**Saved data entries:**

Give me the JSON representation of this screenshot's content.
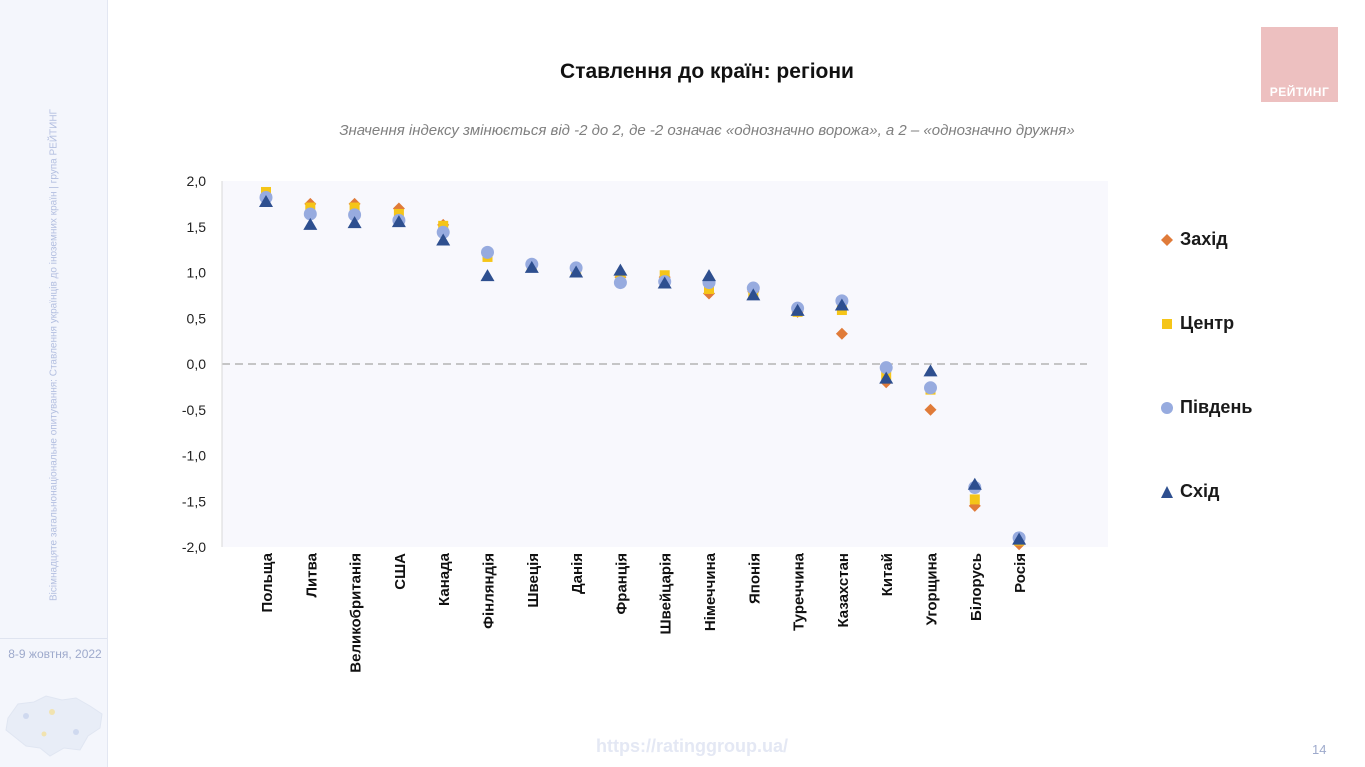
{
  "sidebar": {
    "vertical_text": "Вісімнадцяте загальнонаціональне опитування: Ставлення українців до іноземних країн | група РЕЙТИНГ",
    "date": "8-9 жовтня, 2022"
  },
  "logo": {
    "text": "РЕЙТИНГ"
  },
  "footer": {
    "url": "https://ratinggroup.ua/",
    "page_number": "14"
  },
  "colors": {
    "zahid": "#e07b39",
    "tsentr": "#f5c518",
    "pivden": "#97abdf",
    "skhid": "#2e4f8f",
    "zero_line": "#b4b4b4",
    "plot_bg": "#f8f8fd"
  },
  "chart_data": {
    "type": "scatter",
    "title": "Ставлення до країн: регіони",
    "subtitle": "Значення індексу змінюється від -2 до 2, де -2 означає «однозначно ворожа», а 2 – «однозначно дружня»",
    "categories": [
      "Польща",
      "Литва",
      "Великобританія",
      "США",
      "Канада",
      "Фінляндія",
      "Швеція",
      "Данія",
      "Франція",
      "Швейцарія",
      "Німеччина",
      "Японія",
      "Туреччина",
      "Казахстан",
      "Китай",
      "Угорщина",
      "Білорусь",
      "Росія"
    ],
    "ylim": [
      -2,
      2
    ],
    "yticks": [
      "2,0",
      "1,5",
      "1,0",
      "0,5",
      "0,0",
      "-0,5",
      "-1,0",
      "-1,5",
      "-2,0"
    ],
    "ytick_values": [
      2,
      1.5,
      1,
      0.5,
      0,
      -0.5,
      -1,
      -1.5,
      -2
    ],
    "legend_position": "right",
    "series": [
      {
        "name": "Захід",
        "marker": "diamond",
        "values": [
          1.85,
          1.75,
          1.75,
          1.7,
          1.52,
          1.2,
          1.07,
          1.02,
          0.95,
          0.95,
          0.77,
          0.79,
          0.57,
          0.33,
          -0.2,
          -0.5,
          -1.55,
          -1.97
        ]
      },
      {
        "name": "Центр",
        "marker": "square",
        "values": [
          1.88,
          1.71,
          1.71,
          1.64,
          1.51,
          1.17,
          1.07,
          1.03,
          0.92,
          0.97,
          0.82,
          0.78,
          0.57,
          0.59,
          -0.12,
          -0.28,
          -1.48,
          -1.93
        ]
      },
      {
        "name": "Південь",
        "marker": "circle",
        "values": [
          1.82,
          1.64,
          1.63,
          1.57,
          1.44,
          1.22,
          1.09,
          1.05,
          0.89,
          0.9,
          0.89,
          0.83,
          0.61,
          0.69,
          -0.04,
          -0.26,
          -1.35,
          -1.9
        ]
      },
      {
        "name": "Схід",
        "marker": "triangle",
        "values": [
          1.77,
          1.52,
          1.54,
          1.55,
          1.35,
          0.96,
          1.05,
          1.0,
          1.02,
          0.88,
          0.96,
          0.75,
          0.58,
          0.64,
          -0.16,
          -0.08,
          -1.32,
          -1.92
        ]
      }
    ]
  }
}
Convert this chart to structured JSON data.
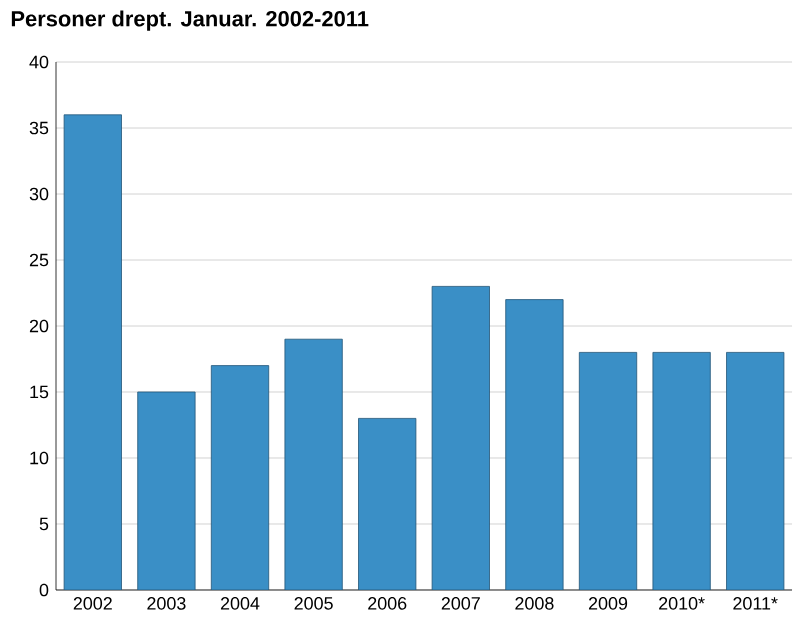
{
  "chart_data": {
    "type": "bar",
    "title": "Personer drept. Januar. 2002-2011",
    "categories": [
      "2002",
      "2003",
      "2004",
      "2005",
      "2006",
      "2007",
      "2008",
      "2009",
      "2010*",
      "2011*"
    ],
    "values": [
      36,
      15,
      17,
      19,
      13,
      23,
      22,
      18,
      18,
      18
    ],
    "color": "#3a8fc6",
    "ylim": [
      0,
      40
    ],
    "yticks": [
      0,
      5,
      10,
      15,
      20,
      25,
      30,
      35,
      40
    ],
    "grid": "y"
  }
}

**CHALLENGE:** Extract word for word every line from the line that contains "Convert this chart to structured JSON data." to the final line of the data, both included, and nothing else; skip the pictures.

**SOLVED PROBLEM:**
Convert this chart to structured JSON data.
{
  "chart_data": {
    "type": "bar",
    "title": "Personer drept. Januar. 2002-2011",
    "categories": [
      "2002",
      "2003",
      "2004",
      "2005",
      "2006",
      "2007",
      "2008",
      "2009",
      "2010*",
      "2011*"
    ],
    "values": [
      36,
      15,
      17,
      19,
      13,
      23,
      22,
      18,
      18,
      18
    ],
    "color": "#3a8fc6",
    "ylim": [
      0,
      40
    ],
    "yticks": [
      0,
      5,
      10,
      15,
      20,
      25,
      30,
      35,
      40
    ],
    "grid": "y"
  }
}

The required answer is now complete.